#### EXERCISE AIM
Each of the entries should be retyped precisely as it appears.

···

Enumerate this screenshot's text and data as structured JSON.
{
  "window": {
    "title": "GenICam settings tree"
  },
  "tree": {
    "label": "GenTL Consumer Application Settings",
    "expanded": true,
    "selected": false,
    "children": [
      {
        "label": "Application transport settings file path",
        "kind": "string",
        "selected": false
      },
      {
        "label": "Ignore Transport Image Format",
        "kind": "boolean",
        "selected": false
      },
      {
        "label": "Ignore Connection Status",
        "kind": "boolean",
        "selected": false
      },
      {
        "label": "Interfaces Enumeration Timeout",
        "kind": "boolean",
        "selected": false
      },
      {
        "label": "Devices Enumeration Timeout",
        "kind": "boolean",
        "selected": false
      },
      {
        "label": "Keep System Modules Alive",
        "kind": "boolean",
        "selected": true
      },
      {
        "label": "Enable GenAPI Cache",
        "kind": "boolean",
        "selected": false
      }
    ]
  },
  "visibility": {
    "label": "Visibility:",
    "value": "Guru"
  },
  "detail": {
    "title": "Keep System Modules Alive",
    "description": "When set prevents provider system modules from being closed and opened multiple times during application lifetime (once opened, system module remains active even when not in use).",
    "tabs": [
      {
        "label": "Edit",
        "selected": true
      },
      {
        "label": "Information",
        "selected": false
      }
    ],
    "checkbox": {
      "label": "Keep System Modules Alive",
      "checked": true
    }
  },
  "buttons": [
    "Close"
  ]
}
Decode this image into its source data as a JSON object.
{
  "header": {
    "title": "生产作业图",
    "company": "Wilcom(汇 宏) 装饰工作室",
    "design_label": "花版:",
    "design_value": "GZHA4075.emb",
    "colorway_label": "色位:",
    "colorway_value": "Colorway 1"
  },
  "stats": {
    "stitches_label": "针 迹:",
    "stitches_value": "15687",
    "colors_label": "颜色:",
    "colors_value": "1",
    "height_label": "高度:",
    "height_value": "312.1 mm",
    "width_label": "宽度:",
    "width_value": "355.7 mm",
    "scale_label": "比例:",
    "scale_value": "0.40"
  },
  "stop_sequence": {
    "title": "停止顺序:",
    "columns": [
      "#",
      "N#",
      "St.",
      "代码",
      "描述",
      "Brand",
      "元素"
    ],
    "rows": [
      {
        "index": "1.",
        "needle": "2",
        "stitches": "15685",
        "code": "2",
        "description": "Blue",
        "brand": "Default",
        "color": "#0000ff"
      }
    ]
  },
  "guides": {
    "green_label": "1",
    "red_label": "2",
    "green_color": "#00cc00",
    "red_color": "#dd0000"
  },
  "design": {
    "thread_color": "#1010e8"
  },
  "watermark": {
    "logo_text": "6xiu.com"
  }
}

···

#### RESULT
Enumerate this screenshot's text and data as structured JSON.
{
  "window": {
    "title": "GenICam settings tree"
  },
  "tree": {
    "label": "GenTL Consumer Application Settings",
    "expanded": true,
    "selected": false,
    "children": [
      {
        "label": "Application transport settings file path",
        "kind": "string",
        "selected": false
      },
      {
        "label": "Ignore Transport Image Format",
        "kind": "boolean",
        "selected": false
      },
      {
        "label": "Ignore Connection Status",
        "kind": "boolean",
        "selected": false
      },
      {
        "label": "Interfaces Enumeration Timeout",
        "kind": "boolean",
        "selected": false
      },
      {
        "label": "Devices Enumeration Timeout",
        "kind": "boolean",
        "selected": false
      },
      {
        "label": "Keep System Modules Alive",
        "kind": "boolean",
        "selected": true
      },
      {
        "label": "Enable GenAPI Cache",
        "kind": "boolean",
        "selected": false
      }
    ]
  },
  "visibility": {
    "label": "Visibility:",
    "value": "Guru"
  },
  "detail": {
    "title": "Keep System Modules Alive",
    "description": "When set prevents provider system modules from being closed and opened multiple times during application lifetime (once opened, system module remains active even when not in use).",
    "tabs": [
      {
        "label": "Edit",
        "selected": true
      },
      {
        "label": "Information",
        "selected": false
      }
    ],
    "checkbox": {
      "label": "Keep System Modules Alive",
      "checked": true
    }
  },
  "buttons": [
    "Close"
  ]
}
Decode this image into its source data as a JSON object.
{
  "header": {
    "title": "生产作业图",
    "company": "Wilcom(汇 宏) 装饰工作室",
    "design_label": "花版:",
    "design_value": "GZHA4075.emb",
    "colorway_label": "色位:",
    "colorway_value": "Colorway 1"
  },
  "stats": {
    "stitches_label": "针 迹:",
    "stitches_value": "15687",
    "colors_label": "颜色:",
    "colors_value": "1",
    "height_label": "高度:",
    "height_value": "312.1 mm",
    "width_label": "宽度:",
    "width_value": "355.7 mm",
    "scale_label": "比例:",
    "scale_value": "0.40"
  },
  "stop_sequence": {
    "title": "停止顺序:",
    "columns": [
      "#",
      "N#",
      "St.",
      "代码",
      "描述",
      "Brand",
      "元素"
    ],
    "rows": [
      {
        "index": "1.",
        "needle": "2",
        "stitches": "15685",
        "code": "2",
        "description": "Blue",
        "brand": "Default",
        "color": "#0000ff"
      }
    ]
  },
  "guides": {
    "green_label": "1",
    "red_label": "2",
    "green_color": "#00cc00",
    "red_color": "#dd0000"
  },
  "design": {
    "thread_color": "#1010e8"
  },
  "watermark": {
    "logo_text": "6xiu.com"
  }
}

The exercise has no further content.